▶ [Work to be completed]:
Quote the listing below in its entirety.

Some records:

----------

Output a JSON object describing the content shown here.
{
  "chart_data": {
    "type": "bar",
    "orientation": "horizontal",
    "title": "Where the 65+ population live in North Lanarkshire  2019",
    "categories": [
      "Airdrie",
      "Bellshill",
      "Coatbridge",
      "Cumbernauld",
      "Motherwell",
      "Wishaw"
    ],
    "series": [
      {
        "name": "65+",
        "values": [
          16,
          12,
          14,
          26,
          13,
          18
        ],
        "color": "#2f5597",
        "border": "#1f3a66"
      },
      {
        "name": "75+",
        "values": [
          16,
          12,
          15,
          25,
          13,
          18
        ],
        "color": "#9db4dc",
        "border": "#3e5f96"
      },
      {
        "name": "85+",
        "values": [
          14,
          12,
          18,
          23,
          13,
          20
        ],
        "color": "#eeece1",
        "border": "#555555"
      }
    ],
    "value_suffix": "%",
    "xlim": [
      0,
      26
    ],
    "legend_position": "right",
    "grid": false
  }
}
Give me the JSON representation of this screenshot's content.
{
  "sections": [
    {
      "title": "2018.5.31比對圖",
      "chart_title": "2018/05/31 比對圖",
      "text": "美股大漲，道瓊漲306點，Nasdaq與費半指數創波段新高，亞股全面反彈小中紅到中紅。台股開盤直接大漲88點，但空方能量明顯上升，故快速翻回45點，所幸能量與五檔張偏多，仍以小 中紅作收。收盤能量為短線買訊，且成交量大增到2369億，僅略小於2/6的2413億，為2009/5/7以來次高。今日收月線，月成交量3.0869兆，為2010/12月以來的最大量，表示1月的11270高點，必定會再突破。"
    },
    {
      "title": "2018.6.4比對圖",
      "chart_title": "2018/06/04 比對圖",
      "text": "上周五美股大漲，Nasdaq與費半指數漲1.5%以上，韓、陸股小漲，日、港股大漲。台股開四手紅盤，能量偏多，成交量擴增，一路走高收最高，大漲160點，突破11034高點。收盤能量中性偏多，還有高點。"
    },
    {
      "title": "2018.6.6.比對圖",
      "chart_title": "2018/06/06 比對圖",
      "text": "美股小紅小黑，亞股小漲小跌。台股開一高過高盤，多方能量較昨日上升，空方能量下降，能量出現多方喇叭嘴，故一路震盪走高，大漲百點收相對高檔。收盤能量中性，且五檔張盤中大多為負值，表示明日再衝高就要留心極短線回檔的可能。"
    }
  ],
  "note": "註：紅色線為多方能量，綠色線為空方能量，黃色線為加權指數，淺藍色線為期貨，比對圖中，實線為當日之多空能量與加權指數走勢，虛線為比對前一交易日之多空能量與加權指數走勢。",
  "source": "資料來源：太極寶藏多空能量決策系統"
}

----------

▶ [Solution to this exercise]:
Output a JSON object describing the content shown here.
{
  "chart_data": {
    "type": "bar",
    "orientation": "horizontal",
    "title": "Where the 65+ population live in North Lanarkshire  2019",
    "categories": [
      "Airdrie",
      "Bellshill",
      "Coatbridge",
      "Cumbernauld",
      "Motherwell",
      "Wishaw"
    ],
    "series": [
      {
        "name": "65+",
        "values": [
          16,
          12,
          14,
          26,
          13,
          18
        ],
        "color": "#2f5597",
        "border": "#1f3a66"
      },
      {
        "name": "75+",
        "values": [
          16,
          12,
          15,
          25,
          13,
          18
        ],
        "color": "#9db4dc",
        "border": "#3e5f96"
      },
      {
        "name": "85+",
        "values": [
          14,
          12,
          18,
          23,
          13,
          20
        ],
        "color": "#eeece1",
        "border": "#555555"
      }
    ],
    "value_suffix": "%",
    "xlim": [
      0,
      26
    ],
    "legend_position": "right",
    "grid": false
  }
}
Give me the JSON representation of this screenshot's content.
{
  "sections": [
    {
      "title": "2018.5.31比對圖",
      "chart_title": "2018/05/31 比對圖",
      "text": "美股大漲，道瓊漲306點，Nasdaq與費半指數創波段新高，亞股全面反彈小中紅到中紅。台股開盤直接大漲88點，但空方能量明顯上升，故快速翻回45點，所幸能量與五檔張偏多，仍以小 中紅作收。收盤能量為短線買訊，且成交量大增到2369億，僅略小於2/6的2413億，為2009/5/7以來次高。今日收月線，月成交量3.0869兆，為2010/12月以來的最大量，表示1月的11270高點，必定會再突破。"
    },
    {
      "title": "2018.6.4比對圖",
      "chart_title": "2018/06/04 比對圖",
      "text": "上周五美股大漲，Nasdaq與費半指數漲1.5%以上，韓、陸股小漲，日、港股大漲。台股開四手紅盤，能量偏多，成交量擴增，一路走高收最高，大漲160點，突破11034高點。收盤能量中性偏多，還有高點。"
    },
    {
      "title": "2018.6.6.比對圖",
      "chart_title": "2018/06/06 比對圖",
      "text": "美股小紅小黑，亞股小漲小跌。台股開一高過高盤，多方能量較昨日上升，空方能量下降，能量出現多方喇叭嘴，故一路震盪走高，大漲百點收相對高檔。收盤能量中性，且五檔張盤中大多為負值，表示明日再衝高就要留心極短線回檔的可能。"
    }
  ],
  "note": "註：紅色線為多方能量，綠色線為空方能量，黃色線為加權指數，淺藍色線為期貨，比對圖中，實線為當日之多空能量與加權指數走勢，虛線為比對前一交易日之多空能量與加權指數走勢。",
  "source": "資料來源：太極寶藏多空能量決策系統"
}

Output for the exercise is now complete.